(Data records)
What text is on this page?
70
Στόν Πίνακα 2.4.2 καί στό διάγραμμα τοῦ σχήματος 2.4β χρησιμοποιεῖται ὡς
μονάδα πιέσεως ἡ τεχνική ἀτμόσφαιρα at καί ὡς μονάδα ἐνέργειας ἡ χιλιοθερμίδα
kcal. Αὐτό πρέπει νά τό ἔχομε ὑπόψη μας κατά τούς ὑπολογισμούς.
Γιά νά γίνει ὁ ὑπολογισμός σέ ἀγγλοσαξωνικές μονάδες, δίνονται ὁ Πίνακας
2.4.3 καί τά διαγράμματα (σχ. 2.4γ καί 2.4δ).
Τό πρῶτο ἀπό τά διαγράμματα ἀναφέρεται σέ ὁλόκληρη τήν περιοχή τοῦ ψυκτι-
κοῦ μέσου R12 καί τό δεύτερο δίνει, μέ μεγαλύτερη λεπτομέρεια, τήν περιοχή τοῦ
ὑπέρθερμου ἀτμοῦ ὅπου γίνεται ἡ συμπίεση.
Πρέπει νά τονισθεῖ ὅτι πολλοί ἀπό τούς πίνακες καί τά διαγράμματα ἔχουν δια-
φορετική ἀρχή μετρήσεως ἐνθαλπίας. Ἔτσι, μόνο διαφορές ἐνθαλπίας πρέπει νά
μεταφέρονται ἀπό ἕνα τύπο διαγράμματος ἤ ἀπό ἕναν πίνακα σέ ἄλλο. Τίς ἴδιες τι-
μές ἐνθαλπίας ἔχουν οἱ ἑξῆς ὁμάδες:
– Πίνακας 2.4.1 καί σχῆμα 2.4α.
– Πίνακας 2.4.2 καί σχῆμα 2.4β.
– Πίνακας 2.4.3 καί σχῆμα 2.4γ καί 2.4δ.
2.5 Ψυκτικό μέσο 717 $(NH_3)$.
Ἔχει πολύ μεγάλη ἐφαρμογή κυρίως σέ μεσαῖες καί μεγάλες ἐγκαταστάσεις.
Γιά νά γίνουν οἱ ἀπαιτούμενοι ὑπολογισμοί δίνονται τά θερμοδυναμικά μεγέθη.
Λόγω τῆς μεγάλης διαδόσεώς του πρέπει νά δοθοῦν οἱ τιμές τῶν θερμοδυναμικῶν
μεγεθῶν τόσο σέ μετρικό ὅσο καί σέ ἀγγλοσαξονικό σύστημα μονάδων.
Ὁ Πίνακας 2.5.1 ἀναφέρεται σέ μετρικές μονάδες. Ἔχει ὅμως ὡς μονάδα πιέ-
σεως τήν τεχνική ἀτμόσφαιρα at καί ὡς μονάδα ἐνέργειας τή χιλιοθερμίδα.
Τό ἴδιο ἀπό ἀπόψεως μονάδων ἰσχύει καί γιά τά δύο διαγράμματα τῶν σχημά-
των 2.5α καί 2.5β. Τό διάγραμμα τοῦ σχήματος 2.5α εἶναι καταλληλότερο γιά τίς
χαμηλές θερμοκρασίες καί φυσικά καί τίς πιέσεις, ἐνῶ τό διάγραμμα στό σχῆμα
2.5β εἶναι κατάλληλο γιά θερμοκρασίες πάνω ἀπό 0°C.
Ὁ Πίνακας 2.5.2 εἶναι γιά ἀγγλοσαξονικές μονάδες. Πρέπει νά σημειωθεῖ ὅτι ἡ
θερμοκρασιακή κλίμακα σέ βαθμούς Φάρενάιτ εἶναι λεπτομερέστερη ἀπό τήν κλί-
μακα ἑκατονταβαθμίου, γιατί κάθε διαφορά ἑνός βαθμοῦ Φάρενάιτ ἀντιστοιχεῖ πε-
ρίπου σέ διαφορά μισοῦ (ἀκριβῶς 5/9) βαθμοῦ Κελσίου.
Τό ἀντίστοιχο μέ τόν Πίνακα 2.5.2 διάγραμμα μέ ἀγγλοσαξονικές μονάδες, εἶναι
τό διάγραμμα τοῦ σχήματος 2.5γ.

* **WRITTEN TASK**:
Copy all of the material word for word.

* **EXPECTED OUTPUT**:
What text is on this page?
70
Στόν Πίνακα 2.4.2 καί στό διάγραμμα τοῦ σχήματος 2.4β χρησιμοποιεῖται ὡς
μονάδα πιέσεως ἡ τεχνική ἀτμόσφαιρα at καί ὡς μονάδα ἐνέργειας ἡ χιλιοθερμίδα
kcal. Αὐτό πρέπει νά τό ἔχομε ὑπόψη μας κατά τούς ὑπολογισμούς.
Γιά νά γίνει ὁ ὑπολογισμός σέ ἀγγλοσαξωνικές μονάδες, δίνονται ὁ Πίνακας
2.4.3 καί τά διαγράμματα (σχ. 2.4γ καί 2.4δ).
Τό πρῶτο ἀπό τά διαγράμματα ἀναφέρεται σέ ὁλόκληρη τήν περιοχή τοῦ ψυκτι-
κοῦ μέσου R12 καί τό δεύτερο δίνει, μέ μεγαλύτερη λεπτομέρεια, τήν περιοχή τοῦ
ὑπέρθερμου ἀτμοῦ ὅπου γίνεται ἡ συμπίεση.
Πρέπει νά τονισθεῖ ὅτι πολλοί ἀπό τούς πίνακες καί τά διαγράμματα ἔχουν δια-
φορετική ἀρχή μετρήσεως ἐνθαλπίας. Ἔτσι, μόνο διαφορές ἐνθαλπίας πρέπει νά
μεταφέρονται ἀπό ἕνα τύπο διαγράμματος ἤ ἀπό ἕναν πίνακα σέ ἄλλο. Τίς ἴδιες τι-
μές ἐνθαλπίας ἔχουν οἱ ἑξῆς ὁμάδες:
– Πίνακας 2.4.1 καί σχῆμα 2.4α.
– Πίνακας 2.4.2 καί σχῆμα 2.4β.
– Πίνακας 2.4.3 καί σχῆμα 2.4γ καί 2.4δ.
2.5 Ψυκτικό μέσο 717 $(NH_3)$.
Ἔχει πολύ μεγάλη ἐφαρμογή κυρίως σέ μεσαῖες καί μεγάλες ἐγκαταστάσεις.
Γιά νά γίνουν οἱ ἀπαιτούμενοι ὑπολογισμοί δίνονται τά θερμοδυναμικά μεγέθη.
Λόγω τῆς μεγάλης διαδόσεώς του πρέπει νά δοθοῦν οἱ τιμές τῶν θερμοδυναμικῶν
μεγεθῶν τόσο σέ μετρικό ὅσο καί σέ ἀγγλοσαξονικό σύστημα μονάδων.
Ὁ Πίνακας 2.5.1 ἀναφέρεται σέ μετρικές μονάδες. Ἔχει ὅμως ὡς μονάδα πιέ-
σεως τήν τεχνική ἀτμόσφαιρα at καί ὡς μονάδα ἐνέργειας τή χιλιοθερμίδα.
Τό ἴδιο ἀπό ἀπόψεως μονάδων ἰσχύει καί γιά τά δύο διαγράμματα τῶν σχημά-
των 2.5α καί 2.5β. Τό διάγραμμα τοῦ σχήματος 2.5α εἶναι καταλληλότερο γιά τίς
χαμηλές θερμοκρασίες καί φυσικά καί τίς πιέσεις, ἐνῶ τό διάγραμμα στό σχῆμα
2.5β εἶναι κατάλληλο γιά θερμοκρασίες πάνω ἀπό 0°C.
Ὁ Πίνακας 2.5.2 εἶναι γιά ἀγγλοσαξονικές μονάδες. Πρέπει νά σημειωθεῖ ὅτι ἡ
θερμοκρασιακή κλίμακα σέ βαθμούς Φάρενάιτ εἶναι λεπτομερέστερη ἀπό τήν κλί-
μακα ἑκατονταβαθμίου, γιατί κάθε διαφορά ἑνός βαθμοῦ Φάρενάιτ ἀντιστοιχεῖ πε-
ρίπου σέ διαφορά μισοῦ (ἀκριβῶς 5/9) βαθμοῦ Κελσίου.
Τό ἀντίστοιχο μέ τόν Πίνακα 2.5.2 διάγραμμα μέ ἀγγλοσαξονικές μονάδες, εἶναι
τό διάγραμμα τοῦ σχήματος 2.5γ.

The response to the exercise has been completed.